**RECORDED INFORMATION:**
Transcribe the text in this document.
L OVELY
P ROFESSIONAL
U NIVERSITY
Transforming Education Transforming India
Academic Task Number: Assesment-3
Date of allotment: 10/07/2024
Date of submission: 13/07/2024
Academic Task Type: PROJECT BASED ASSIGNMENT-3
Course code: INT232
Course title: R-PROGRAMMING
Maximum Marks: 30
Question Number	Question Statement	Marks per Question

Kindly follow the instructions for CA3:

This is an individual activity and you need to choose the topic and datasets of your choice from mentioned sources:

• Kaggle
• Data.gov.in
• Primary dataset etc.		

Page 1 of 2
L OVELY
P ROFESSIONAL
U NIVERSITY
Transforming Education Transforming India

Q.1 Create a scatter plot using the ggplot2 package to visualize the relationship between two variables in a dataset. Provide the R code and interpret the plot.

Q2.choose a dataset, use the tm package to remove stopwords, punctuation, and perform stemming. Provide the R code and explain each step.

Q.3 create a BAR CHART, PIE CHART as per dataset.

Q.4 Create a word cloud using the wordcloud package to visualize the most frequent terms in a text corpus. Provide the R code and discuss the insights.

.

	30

**WHAT YOU SHOULD DO:** Output the records verbatim, from the first line to the last.

**FULL OUTPUT:**
Transcribe the text in this document.
L OVELY
P ROFESSIONAL
U NIVERSITY
Transforming Education Transforming India
Academic Task Number: Assesment-3
Date of allotment: 10/07/2024
Date of submission: 13/07/2024
Academic Task Type: PROJECT BASED ASSIGNMENT-3
Course code: INT232
Course title: R-PROGRAMMING
Maximum Marks: 30
Question Number	Question Statement	Marks per Question

Kindly follow the instructions for CA3:

This is an individual activity and you need to choose the topic and datasets of your choice from mentioned sources:

• Kaggle
• Data.gov.in
• Primary dataset etc.		

Page 1 of 2
L OVELY
P ROFESSIONAL
U NIVERSITY
Transforming Education Transforming India

Q.1 Create a scatter plot using the ggplot2 package to visualize the relationship between two variables in a dataset. Provide the R code and interpret the plot.

Q2.choose a dataset, use the tm package to remove stopwords, punctuation, and perform stemming. Provide the R code and explain each step.

Q.3 create a BAR CHART, PIE CHART as per dataset.

Q.4 Create a word cloud using the wordcloud package to visualize the most frequent terms in a text corpus. Provide the R code and discuss the insights.

.

	30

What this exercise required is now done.